── Document segment
MarkBench Development and Feature Requests

05032-Mendicant-Bias · October 14, 2022

Sounds like a solid MVP to start leveraging the expertise at LTT Labs in benchmarking!

I wouldn't be surprised if in the future we'll see UR robots swapping GPUs and automating the benchmarking even further

merspieler · October 14, 2022

Since it has been mentioned, that it's python, it would be awesome if you'd not only run this on windows but also on Linux.

Pax11235 · October 14, 2022

I used to do performance testing for software. I don't think this is anything LTT doesn't already know, but we valued things like:

Test consistently: The goal is to make it so that the ONLY thing that changes is the thing you're testing. As much as possible, anyway. In no particular order:

1. Run each benchmark several times, store all the data, then do things like compute the Standard deviation, but also drop the best and worst runs and then use the remaining data to calculate an average. If you run it 5 times for example, you use the middle 3 to calculate the average.

2. Idleness checking: Checking to see whether the CPU or disk are currently busy before you start benchmarking them. If you don't do this, you could wind up benchmarking the system at the same time that Windows has decided to download updates, clean the disk, index the disk for searching, or any number of other things. (This is also when we'd record all the machine information used to record the results.)
────
> Given task 1
In the forum thread on MarkBench, condense the paragraph that begins "1. Run each benchmark several times" into a short bulleted list that keeps its main facts.
── Listed records
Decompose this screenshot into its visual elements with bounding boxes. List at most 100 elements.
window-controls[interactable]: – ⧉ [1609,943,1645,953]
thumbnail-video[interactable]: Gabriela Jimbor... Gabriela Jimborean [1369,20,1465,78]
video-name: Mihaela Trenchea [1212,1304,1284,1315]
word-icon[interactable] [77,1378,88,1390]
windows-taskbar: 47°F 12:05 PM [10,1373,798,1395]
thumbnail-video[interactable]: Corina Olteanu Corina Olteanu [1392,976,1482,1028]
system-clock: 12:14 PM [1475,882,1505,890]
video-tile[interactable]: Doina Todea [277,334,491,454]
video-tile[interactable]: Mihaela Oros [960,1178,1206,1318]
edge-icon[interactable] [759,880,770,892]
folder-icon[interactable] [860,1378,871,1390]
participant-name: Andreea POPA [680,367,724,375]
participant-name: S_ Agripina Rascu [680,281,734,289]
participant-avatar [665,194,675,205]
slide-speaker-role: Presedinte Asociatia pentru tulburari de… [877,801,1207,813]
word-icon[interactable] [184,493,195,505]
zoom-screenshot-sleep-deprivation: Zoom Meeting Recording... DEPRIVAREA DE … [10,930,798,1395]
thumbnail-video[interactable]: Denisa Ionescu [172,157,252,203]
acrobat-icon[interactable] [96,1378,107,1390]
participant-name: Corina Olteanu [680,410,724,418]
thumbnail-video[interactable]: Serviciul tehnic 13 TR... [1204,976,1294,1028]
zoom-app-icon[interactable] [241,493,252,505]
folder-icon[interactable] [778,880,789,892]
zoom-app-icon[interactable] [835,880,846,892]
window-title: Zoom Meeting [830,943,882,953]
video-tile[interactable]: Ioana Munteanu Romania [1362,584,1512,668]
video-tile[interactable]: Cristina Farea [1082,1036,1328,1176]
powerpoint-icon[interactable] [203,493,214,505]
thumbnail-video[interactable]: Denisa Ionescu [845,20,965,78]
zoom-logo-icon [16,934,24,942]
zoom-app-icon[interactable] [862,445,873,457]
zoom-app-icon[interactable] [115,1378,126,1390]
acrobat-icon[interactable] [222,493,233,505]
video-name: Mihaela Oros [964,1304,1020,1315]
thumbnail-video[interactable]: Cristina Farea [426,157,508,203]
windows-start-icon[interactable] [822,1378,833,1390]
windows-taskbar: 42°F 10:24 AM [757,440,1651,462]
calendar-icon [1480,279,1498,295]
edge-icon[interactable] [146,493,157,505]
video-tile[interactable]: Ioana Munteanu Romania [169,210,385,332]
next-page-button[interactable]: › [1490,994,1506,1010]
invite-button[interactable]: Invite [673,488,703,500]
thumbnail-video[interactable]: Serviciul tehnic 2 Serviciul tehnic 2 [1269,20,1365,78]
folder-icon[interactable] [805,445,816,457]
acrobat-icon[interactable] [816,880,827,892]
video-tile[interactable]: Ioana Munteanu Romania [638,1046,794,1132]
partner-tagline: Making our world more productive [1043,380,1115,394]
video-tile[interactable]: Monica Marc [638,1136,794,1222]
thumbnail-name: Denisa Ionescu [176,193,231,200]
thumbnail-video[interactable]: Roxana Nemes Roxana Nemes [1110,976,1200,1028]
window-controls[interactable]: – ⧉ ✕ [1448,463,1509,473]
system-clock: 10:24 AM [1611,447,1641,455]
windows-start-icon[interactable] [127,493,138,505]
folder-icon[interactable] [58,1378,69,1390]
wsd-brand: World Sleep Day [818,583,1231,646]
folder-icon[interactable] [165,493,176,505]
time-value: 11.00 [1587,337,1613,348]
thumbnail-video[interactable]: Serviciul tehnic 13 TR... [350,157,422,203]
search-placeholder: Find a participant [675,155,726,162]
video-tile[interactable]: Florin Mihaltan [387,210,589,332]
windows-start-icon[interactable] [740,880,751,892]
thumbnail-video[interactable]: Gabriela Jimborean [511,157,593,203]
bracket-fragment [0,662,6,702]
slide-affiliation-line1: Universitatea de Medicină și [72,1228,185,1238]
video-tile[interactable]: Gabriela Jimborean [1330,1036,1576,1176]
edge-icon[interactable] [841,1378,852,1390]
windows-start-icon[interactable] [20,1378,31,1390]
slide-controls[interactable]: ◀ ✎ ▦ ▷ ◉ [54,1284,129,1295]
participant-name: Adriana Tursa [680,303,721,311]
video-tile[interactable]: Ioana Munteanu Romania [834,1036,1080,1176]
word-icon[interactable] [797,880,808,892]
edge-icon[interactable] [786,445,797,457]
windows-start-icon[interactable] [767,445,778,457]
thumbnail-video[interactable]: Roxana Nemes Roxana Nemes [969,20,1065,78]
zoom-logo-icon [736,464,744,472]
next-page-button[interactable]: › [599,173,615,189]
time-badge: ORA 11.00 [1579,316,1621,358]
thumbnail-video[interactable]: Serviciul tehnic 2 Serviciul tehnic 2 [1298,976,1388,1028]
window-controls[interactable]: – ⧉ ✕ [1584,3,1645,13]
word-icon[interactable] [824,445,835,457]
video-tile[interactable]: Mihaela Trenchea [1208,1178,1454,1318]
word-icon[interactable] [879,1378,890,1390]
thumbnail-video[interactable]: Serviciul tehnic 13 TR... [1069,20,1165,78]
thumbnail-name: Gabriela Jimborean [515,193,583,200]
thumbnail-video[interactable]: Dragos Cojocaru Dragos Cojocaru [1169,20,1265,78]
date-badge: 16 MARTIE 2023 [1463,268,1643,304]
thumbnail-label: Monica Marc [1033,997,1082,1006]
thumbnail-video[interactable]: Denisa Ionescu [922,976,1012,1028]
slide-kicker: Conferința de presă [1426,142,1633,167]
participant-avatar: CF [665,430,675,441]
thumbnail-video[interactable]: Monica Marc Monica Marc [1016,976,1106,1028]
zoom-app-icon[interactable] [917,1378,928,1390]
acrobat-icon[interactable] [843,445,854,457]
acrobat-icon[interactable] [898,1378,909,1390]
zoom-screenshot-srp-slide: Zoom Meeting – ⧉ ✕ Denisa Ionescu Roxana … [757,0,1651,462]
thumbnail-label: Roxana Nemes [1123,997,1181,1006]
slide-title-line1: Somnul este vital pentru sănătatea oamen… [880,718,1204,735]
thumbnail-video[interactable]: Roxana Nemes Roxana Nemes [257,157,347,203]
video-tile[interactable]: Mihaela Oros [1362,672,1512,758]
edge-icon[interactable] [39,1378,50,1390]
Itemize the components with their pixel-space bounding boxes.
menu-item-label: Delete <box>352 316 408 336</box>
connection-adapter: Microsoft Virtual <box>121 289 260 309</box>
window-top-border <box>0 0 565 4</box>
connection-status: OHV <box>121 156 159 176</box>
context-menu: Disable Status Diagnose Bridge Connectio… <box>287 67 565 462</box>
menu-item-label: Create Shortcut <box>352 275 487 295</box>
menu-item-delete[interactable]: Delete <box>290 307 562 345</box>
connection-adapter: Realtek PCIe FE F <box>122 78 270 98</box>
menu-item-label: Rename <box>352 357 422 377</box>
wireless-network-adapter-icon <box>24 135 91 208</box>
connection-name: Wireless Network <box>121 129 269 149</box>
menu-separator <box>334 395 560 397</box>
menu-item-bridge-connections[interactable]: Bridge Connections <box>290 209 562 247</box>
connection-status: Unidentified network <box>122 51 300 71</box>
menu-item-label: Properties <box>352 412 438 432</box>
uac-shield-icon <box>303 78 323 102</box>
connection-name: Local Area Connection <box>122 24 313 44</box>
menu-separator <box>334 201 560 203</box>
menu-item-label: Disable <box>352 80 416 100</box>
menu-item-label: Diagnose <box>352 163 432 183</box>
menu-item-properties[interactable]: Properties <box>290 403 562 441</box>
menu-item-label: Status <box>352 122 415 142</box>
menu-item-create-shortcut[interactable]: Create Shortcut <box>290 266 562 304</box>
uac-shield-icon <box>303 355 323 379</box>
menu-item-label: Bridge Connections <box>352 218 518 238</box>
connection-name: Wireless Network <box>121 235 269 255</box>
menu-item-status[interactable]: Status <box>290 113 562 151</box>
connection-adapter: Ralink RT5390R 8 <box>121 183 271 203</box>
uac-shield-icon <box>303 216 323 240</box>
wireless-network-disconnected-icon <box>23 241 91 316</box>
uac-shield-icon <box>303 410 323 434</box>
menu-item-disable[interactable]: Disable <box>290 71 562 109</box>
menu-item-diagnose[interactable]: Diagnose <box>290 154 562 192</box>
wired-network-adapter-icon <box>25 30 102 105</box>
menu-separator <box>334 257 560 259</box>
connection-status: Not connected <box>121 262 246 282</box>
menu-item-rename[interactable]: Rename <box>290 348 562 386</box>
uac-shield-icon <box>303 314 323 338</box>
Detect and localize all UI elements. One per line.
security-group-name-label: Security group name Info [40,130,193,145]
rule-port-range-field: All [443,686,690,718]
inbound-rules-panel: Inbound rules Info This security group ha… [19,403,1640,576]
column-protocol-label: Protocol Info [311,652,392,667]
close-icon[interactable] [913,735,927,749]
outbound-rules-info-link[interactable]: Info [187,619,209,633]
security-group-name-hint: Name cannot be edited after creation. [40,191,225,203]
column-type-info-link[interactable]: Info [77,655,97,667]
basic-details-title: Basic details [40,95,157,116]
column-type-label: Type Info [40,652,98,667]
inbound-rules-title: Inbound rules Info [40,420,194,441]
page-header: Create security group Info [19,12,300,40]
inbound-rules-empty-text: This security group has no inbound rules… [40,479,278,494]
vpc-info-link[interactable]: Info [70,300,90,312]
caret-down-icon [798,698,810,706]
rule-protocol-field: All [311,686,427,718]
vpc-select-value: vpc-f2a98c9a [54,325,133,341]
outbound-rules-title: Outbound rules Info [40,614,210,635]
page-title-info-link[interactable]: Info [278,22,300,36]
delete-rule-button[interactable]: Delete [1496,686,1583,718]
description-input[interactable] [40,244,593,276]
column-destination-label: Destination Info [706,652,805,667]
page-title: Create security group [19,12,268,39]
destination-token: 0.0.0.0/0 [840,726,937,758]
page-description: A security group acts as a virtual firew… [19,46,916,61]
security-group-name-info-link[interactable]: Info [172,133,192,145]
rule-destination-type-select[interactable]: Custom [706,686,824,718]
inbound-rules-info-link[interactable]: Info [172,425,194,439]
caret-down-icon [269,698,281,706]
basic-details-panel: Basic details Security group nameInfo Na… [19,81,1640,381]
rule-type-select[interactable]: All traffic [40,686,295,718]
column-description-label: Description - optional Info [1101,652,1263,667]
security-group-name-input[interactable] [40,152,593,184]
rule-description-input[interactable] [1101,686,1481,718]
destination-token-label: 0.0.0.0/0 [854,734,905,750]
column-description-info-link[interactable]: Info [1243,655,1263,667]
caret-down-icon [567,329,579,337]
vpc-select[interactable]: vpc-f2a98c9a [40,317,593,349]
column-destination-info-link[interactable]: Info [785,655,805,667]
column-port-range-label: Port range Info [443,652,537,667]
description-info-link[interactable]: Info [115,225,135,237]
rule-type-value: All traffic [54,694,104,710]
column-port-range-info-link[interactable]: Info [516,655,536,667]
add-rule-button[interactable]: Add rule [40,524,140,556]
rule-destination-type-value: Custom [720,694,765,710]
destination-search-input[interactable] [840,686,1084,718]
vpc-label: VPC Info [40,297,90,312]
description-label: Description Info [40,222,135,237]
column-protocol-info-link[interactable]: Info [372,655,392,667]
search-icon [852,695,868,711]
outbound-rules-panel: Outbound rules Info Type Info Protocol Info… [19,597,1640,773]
────
> Given task 2
Render the lines of the records from the first line through the line holding "word-icon[interactable] [77,1378,88,1390]", inclusive, as a JSON list of strings with one string per line.

> Task solution 1
- Run each benchmark several times and store all the data.
- Compute statistics such as the standard deviation.
- Drop the best and worst runs and average the remaining ones. For example, with 5 runs, average the middle 3.

> Task solution 2
[
  "Decompose this screenshot into its visual elements with bounding boxes. List at most 100 elements.",
  "window-controls[interactable]: – ⧉ [1609,943,1645,953]",
  "thumbnail-video[interactable]: Gabriela Jimbor... Gabriela Jimborean [1369,20,1465,78]",
  "video-name: Mihaela Trenchea [1212,1304,1284,1315]",
  "word-icon[interactable] [77,1378,88,1390]"
]